Estratto del testo:

In e-mail il 29 Novembre 2016 dc (non do un giudizio sui gruppi che firmano il documento), originale qui:
C’è chi dice Si. C’è chi dice NO. C’ è chi dice Organizzazione Autonoma!
Pubblichiamo alcune riflessioni frutto di tre dibattiti sviluppati fra compagne e compagni comunisti a Roma e Viterbo nel mese di novembre 2016.
L’avvicinarsi dell’oramai fatidica giornata referendaria del 4 dicembre va intensificando il dibattito nell’opinione pubblica e negli ambienti militanti e moltiplicando le prese di posizione sui temi della riforma costituzionale proposta dal governo Renzi. I partecipanti alla sfida elettorale stanno caricando l’ennesima chiamata al voto referendario di significati e valenze (riformiste o difensive) che nulla hanno a che vedere con le reali motivazioni alla base della modifica costituzionale e del sistema di voto.
L’estremo trasversalismo dei due schieramenti del si e del no, mascherato dallo “scontro” tra riformatori moderni e difensori amanti della “costituzione più bella del mondo”, esprime invece una aspra lotta tra chi continua a sostenere il processo di integrazione europea e chi si dice favorevole al mantenimento dello status quo, ancora legato a logiche nazionali e clientelari.
Insomma, comunque vada, lor signori padroni e servitori cascano in piedi, scaricando crisi e riforme contro di noi.
La Costituzione del ’46: il compromesso della borghesia post fascista.
La Costituzione, lungi dal rappresentare uno strumento di difesa della classe lavoratrice o addirittura un’arma da utilizzare per un’offensiva rivoluzionaria, fu dalla sua promulgazione la fonte principale di legittimazione della nuova classe dirigente ascesa al potere e il canale di riciclaggio di forze sociali ed economiche che del fascismo avevano costituito il nerbo del consenso (forze armate, Chiesa e gruppi padronali).
I rapporti di forza creati dalla Resistenza costrinsero i padri costituenti ad acrobazie per rassicurare le classi lavoratrici sulla presunta neutralità dello Stato repubblicano. E se è vero che i provvedimenti più efficaci per garantire sulla carta tale neutralità entrarono in funzione solo dopo decenni, sin da subito le più rilevanti scelte strategiche della nuova classe dirigente furono fatte in ossequio dei dettati costituzionali.
La Repubblica fondata sul lavoro riconosceva di fatto il primato delle forze produttive e non intaccava un sistema di relazioni industriali che, rimanendo rigidamente gerarchico e sbilanciato a favore del padronato, inaugurava la stagione più difficile per la classe lavoratrice, costituzionalmente impossibilitata a dispiegare quel patrimonio di lotta di classe che la stagione della Resistenza aveva comunque rilanciato.

Materiale fornito:
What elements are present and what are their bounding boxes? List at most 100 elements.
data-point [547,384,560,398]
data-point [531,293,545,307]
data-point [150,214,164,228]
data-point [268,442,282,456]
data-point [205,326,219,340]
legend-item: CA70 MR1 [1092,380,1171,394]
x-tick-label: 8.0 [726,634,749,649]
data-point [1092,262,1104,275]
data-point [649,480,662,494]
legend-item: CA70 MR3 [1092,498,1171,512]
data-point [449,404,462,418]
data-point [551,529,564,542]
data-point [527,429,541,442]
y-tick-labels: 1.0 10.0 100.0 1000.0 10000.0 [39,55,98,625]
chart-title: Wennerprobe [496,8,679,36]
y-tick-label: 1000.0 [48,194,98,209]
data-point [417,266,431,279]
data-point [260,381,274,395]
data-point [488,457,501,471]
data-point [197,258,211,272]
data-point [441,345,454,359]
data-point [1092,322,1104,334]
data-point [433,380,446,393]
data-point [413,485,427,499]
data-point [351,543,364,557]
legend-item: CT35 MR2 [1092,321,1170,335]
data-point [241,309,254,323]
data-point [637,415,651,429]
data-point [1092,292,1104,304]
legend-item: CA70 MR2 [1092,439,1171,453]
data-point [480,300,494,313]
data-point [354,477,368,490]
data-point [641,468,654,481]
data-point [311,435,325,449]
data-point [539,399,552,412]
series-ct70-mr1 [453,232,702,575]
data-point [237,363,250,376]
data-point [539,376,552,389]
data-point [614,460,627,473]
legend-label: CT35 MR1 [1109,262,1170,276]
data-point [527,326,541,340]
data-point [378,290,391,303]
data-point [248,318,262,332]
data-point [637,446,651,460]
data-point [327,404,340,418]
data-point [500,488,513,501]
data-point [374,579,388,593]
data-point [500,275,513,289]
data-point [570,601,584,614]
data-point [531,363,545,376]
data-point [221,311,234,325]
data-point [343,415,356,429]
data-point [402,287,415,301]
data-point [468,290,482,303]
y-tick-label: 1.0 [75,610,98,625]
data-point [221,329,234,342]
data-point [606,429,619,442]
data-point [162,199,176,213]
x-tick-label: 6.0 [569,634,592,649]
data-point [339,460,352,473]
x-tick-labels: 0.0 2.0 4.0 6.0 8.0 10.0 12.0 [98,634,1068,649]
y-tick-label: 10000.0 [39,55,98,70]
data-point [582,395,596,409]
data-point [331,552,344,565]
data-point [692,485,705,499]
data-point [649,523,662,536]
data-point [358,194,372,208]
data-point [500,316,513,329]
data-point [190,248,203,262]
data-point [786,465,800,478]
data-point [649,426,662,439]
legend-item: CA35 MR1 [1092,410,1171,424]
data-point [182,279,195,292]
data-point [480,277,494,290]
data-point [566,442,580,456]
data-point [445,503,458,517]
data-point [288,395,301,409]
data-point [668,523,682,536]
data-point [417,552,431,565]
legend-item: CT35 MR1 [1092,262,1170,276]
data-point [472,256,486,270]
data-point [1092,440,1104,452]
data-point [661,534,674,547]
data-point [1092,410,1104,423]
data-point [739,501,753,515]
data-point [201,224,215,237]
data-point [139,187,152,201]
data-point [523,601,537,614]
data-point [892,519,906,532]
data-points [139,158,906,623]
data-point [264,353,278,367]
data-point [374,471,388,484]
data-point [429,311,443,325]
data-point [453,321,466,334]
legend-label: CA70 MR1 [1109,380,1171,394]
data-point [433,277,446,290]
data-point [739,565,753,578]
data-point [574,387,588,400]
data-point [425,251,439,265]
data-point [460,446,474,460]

Richiesta: Prosegui il testo sul referendum costituzionale del 4 dicembre 2016, ripartendo subito dopo l'ultima frase riportata. Le voci non hanno alcun ruolo in questo lavoro.

Soluzione:
Tra la fine degli anni ’40 e gli anni ’50, in nome del primato del “lavoro”, ovvero della produzione industriale, fu costituzionalmente garantita l’azione di contenimento delle spinte operaie causate dalla repressione interna alla fabbrica da parte dei padroni e da quella dello Stato, nonché da forze sindacali intimamente connesse ai partiti e alla logica dei bassi salari, tutti protagonisti consapevoli della distruzione ambientale e della tragedia dell’emigrazione operaia. La riforma agraria del governo De Gasperi pose fine al movimento di occupazione delle terre e significò la consacrazione costituzionale della piccola proprietà privata e del modello rurale maschile e cattolico.
E di fronte alla nuova composizione operaia e al ciclo di lotte degli anni ’60, le soluzioni eversive di Stato, la violenza stragista e le tentazioni golpiste mostrarono quanto l’involucro costituzionale divenisse superfluo quando non in grado di mantenere i rapporti sociali ed economici in termini favorevoli ai padroni.
E di fronte all’offensiva rivoluzionaria delle avanguardie e delle masse maschili e femminili coscienti negli anni ’70, la corporazione politica si compattò in nome della costituzione e per conto della costituzione. Lo stesso Pci si autolegittimò tra le sfere dello stato militare e tra gli uffici riservati e reclamò assieme a gran parte dei sinceri democratici la feroce repressione “antiterrorista”, bloccando in maniera apparentemente definitiva il processo di autonomia e di potere operaio e il movimento femminista rivoluzionario.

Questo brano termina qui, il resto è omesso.